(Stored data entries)
+ + + + + + +

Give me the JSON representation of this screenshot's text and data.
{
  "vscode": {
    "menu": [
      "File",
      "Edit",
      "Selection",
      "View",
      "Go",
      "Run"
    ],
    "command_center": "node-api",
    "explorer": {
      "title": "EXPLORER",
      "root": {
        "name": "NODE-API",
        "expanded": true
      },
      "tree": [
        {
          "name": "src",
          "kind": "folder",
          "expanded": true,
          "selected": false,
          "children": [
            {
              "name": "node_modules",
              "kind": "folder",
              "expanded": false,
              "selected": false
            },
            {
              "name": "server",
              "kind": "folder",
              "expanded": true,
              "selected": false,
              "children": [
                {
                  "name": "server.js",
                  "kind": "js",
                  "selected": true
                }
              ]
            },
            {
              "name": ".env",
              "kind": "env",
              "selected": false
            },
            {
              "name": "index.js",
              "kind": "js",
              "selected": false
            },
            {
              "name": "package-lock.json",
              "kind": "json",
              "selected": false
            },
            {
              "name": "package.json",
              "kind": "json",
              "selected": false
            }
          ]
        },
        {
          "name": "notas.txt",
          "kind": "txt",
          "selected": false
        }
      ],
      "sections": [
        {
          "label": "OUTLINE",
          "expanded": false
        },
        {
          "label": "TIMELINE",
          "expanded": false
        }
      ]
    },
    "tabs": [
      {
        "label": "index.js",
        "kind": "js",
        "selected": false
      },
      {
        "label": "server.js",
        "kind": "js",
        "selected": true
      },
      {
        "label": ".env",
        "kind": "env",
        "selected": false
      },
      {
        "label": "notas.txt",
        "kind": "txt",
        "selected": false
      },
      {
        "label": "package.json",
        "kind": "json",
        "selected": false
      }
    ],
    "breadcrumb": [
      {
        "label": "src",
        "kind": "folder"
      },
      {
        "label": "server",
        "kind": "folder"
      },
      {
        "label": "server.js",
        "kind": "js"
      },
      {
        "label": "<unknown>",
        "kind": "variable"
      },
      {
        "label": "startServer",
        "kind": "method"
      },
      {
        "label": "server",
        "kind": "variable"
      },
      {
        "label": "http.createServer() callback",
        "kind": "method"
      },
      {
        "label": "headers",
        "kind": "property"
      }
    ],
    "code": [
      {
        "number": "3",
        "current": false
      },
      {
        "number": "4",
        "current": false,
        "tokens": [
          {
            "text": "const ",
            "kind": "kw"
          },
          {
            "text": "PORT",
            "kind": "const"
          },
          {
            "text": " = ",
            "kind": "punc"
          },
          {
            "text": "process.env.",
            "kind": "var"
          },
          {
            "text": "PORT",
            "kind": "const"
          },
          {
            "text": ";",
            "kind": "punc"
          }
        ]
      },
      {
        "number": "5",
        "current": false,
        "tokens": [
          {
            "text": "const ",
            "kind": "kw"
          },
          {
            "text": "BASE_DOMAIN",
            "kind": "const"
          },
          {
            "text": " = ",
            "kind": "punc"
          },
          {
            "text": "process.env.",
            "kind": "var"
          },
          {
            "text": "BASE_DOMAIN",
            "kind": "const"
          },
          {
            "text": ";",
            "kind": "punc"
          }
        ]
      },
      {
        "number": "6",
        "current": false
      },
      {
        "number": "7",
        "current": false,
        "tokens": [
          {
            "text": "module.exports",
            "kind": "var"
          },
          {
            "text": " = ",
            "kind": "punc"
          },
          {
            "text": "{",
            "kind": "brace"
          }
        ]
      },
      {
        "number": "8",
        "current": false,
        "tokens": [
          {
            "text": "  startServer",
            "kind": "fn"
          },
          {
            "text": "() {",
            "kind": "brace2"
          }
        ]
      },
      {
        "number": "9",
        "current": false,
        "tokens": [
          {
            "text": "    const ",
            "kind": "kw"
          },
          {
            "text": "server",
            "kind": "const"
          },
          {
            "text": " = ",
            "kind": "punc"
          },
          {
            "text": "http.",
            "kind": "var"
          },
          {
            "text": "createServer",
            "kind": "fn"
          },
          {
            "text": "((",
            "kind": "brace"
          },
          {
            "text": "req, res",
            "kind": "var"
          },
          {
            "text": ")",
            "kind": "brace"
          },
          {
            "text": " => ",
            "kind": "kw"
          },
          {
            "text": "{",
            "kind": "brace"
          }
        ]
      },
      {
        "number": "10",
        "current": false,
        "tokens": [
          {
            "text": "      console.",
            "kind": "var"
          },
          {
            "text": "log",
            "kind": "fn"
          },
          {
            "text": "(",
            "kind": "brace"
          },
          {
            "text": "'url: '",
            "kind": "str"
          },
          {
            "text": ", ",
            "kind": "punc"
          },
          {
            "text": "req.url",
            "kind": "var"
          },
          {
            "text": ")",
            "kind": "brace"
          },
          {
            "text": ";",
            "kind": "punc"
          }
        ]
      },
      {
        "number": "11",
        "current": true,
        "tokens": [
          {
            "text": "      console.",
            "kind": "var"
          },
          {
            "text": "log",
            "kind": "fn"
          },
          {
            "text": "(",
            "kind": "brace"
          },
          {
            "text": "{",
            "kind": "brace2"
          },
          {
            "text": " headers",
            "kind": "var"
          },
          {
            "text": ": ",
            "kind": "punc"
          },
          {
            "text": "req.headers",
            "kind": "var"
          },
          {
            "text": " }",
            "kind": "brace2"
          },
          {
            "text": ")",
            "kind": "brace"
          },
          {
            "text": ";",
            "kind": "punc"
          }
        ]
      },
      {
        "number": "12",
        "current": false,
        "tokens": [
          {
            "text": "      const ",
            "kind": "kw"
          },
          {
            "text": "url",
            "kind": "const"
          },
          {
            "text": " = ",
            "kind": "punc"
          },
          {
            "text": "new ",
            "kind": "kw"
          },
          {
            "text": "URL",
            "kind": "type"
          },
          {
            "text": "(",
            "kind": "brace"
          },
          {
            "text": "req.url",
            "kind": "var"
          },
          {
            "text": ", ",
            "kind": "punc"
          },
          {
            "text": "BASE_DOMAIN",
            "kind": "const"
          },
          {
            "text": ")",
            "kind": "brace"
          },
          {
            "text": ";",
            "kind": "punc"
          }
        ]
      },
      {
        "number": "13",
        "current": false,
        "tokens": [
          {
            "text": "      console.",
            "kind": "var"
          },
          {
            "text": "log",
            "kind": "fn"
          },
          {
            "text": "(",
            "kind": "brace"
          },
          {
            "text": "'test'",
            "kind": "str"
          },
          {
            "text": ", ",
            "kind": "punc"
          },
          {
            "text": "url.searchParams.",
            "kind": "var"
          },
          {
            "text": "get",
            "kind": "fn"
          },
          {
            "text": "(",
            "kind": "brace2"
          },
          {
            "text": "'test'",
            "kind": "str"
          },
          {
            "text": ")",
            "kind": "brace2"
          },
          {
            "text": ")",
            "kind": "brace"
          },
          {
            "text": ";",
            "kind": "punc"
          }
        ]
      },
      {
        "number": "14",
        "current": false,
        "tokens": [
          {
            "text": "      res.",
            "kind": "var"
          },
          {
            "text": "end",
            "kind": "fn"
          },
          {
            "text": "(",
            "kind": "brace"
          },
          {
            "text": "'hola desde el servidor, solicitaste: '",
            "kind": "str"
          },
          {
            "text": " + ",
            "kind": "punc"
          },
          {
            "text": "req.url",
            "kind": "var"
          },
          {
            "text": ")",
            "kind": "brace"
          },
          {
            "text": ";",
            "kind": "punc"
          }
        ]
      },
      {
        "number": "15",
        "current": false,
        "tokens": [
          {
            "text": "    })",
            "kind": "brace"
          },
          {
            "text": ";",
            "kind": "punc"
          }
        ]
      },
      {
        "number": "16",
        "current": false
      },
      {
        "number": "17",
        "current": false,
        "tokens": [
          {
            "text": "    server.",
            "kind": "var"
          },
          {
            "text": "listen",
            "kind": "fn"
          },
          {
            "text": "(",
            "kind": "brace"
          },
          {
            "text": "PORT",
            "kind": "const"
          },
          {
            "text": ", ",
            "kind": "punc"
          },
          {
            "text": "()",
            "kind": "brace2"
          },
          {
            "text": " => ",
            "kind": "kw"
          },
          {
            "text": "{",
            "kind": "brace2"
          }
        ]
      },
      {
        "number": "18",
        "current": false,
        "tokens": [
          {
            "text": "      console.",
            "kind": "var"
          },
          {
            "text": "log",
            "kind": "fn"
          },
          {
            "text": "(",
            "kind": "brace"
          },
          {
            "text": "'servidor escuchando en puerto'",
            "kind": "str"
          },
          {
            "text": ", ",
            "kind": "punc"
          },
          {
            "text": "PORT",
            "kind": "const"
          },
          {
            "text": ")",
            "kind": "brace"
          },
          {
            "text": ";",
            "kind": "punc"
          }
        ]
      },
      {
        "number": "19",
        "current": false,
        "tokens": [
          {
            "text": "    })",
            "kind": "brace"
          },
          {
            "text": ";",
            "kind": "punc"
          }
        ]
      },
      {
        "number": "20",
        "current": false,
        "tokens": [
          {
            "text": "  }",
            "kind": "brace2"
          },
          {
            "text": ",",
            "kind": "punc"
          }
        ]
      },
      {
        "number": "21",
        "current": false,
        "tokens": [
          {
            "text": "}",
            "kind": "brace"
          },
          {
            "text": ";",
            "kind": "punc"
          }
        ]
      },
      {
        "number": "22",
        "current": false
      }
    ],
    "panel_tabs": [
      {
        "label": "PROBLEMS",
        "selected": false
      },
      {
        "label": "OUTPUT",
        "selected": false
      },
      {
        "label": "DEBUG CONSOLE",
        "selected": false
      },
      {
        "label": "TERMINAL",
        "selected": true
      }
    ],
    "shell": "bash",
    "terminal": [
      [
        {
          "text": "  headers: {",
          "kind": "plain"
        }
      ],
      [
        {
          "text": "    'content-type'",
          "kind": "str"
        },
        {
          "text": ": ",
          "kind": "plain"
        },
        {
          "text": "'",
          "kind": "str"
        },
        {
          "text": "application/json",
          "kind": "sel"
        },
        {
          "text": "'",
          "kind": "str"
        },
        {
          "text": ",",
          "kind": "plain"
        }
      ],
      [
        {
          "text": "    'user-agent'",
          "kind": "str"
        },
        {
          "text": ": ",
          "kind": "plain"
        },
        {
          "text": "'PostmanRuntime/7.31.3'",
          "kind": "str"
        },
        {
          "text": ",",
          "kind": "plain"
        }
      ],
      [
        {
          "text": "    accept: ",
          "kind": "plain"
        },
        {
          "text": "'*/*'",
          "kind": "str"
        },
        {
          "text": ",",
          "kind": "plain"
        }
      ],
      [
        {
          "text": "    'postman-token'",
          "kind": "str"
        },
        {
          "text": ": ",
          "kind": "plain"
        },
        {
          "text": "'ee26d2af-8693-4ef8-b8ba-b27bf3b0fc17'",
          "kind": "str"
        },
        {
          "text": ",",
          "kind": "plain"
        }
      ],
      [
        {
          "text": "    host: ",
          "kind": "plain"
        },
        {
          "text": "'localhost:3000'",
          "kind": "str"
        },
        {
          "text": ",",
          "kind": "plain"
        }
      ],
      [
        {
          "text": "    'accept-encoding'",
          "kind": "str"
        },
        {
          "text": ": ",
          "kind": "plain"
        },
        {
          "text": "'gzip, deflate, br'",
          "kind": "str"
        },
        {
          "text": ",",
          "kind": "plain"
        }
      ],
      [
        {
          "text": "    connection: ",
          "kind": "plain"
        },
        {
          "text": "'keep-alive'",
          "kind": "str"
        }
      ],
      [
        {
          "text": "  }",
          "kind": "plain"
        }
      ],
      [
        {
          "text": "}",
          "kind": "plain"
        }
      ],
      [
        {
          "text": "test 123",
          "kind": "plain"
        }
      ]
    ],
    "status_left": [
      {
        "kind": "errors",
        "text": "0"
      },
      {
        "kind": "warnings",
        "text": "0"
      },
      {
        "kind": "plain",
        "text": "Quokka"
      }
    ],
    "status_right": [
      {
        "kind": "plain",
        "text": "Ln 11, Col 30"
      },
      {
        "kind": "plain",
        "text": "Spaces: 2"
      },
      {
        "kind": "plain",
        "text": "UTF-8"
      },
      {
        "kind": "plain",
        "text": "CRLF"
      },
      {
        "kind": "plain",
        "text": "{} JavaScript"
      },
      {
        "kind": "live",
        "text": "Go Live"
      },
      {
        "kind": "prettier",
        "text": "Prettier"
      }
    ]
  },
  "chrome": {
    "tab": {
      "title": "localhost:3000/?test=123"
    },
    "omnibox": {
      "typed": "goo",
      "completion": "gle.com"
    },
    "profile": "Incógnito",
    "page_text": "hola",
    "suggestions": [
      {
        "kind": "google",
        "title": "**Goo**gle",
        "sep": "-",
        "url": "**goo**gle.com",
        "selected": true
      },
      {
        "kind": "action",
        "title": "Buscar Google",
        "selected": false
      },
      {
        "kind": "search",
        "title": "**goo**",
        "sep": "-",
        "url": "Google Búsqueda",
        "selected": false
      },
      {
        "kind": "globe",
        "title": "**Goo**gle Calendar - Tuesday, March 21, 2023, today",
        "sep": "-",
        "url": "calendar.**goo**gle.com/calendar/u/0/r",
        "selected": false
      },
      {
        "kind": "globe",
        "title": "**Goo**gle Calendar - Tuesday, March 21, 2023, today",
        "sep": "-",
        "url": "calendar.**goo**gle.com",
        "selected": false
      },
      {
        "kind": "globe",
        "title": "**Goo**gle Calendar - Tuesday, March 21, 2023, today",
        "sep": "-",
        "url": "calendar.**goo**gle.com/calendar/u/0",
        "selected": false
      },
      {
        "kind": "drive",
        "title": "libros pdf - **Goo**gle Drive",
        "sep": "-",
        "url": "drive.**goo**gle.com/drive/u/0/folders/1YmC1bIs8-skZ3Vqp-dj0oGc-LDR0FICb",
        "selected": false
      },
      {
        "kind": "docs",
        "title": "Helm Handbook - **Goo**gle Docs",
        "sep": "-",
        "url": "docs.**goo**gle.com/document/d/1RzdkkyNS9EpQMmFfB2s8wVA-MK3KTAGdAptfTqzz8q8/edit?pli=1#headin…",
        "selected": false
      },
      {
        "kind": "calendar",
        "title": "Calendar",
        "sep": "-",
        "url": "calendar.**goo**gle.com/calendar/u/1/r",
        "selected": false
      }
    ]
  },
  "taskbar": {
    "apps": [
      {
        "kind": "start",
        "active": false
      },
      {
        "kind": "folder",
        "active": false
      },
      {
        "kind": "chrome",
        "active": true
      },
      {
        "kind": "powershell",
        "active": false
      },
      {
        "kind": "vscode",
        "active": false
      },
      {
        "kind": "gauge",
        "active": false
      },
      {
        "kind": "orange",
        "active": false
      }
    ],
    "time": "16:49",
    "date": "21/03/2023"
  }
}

+ + + + + + +

▸ **What this task involves**
Examine the records and pull out every line where the string "createServer" occurs.

▸ **Exercise result**
        "label": "http.createServer() callback",
            "text": "createServer",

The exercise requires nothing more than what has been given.